Data for the task ->
>> start
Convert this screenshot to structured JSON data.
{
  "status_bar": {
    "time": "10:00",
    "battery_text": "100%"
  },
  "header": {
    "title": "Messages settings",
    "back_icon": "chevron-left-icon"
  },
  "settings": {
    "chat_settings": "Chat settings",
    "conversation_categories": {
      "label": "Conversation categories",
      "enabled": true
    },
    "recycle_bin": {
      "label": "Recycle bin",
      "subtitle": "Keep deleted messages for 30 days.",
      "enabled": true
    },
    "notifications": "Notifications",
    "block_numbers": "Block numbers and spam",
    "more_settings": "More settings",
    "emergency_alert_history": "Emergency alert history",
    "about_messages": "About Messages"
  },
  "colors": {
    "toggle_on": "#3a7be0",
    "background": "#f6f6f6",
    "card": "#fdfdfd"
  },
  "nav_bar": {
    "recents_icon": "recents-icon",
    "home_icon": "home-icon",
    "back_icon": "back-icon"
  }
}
>> end
Stated exercise ->
Reproduce every record above exactly as it appears.

Exercise answer ->
Convert this screenshot to structured JSON data.
{
  "status_bar": {
    "time": "10:00",
    "battery_text": "100%"
  },
  "header": {
    "title": "Messages settings",
    "back_icon": "chevron-left-icon"
  },
  "settings": {
    "chat_settings": "Chat settings",
    "conversation_categories": {
      "label": "Conversation categories",
      "enabled": true
    },
    "recycle_bin": {
      "label": "Recycle bin",
      "subtitle": "Keep deleted messages for 30 days.",
      "enabled": true
    },
    "notifications": "Notifications",
    "block_numbers": "Block numbers and spam",
    "more_settings": "More settings",
    "emergency_alert_history": "Emergency alert history",
    "about_messages": "About Messages"
  },
  "colors": {
    "toggle_on": "#3a7be0",
    "background": "#f6f6f6",
    "card": "#fdfdfd"
  },
  "nav_bar": {
    "recents_icon": "recents-icon",
    "home_icon": "home-icon",
    "back_icon": "back-icon"
  }
}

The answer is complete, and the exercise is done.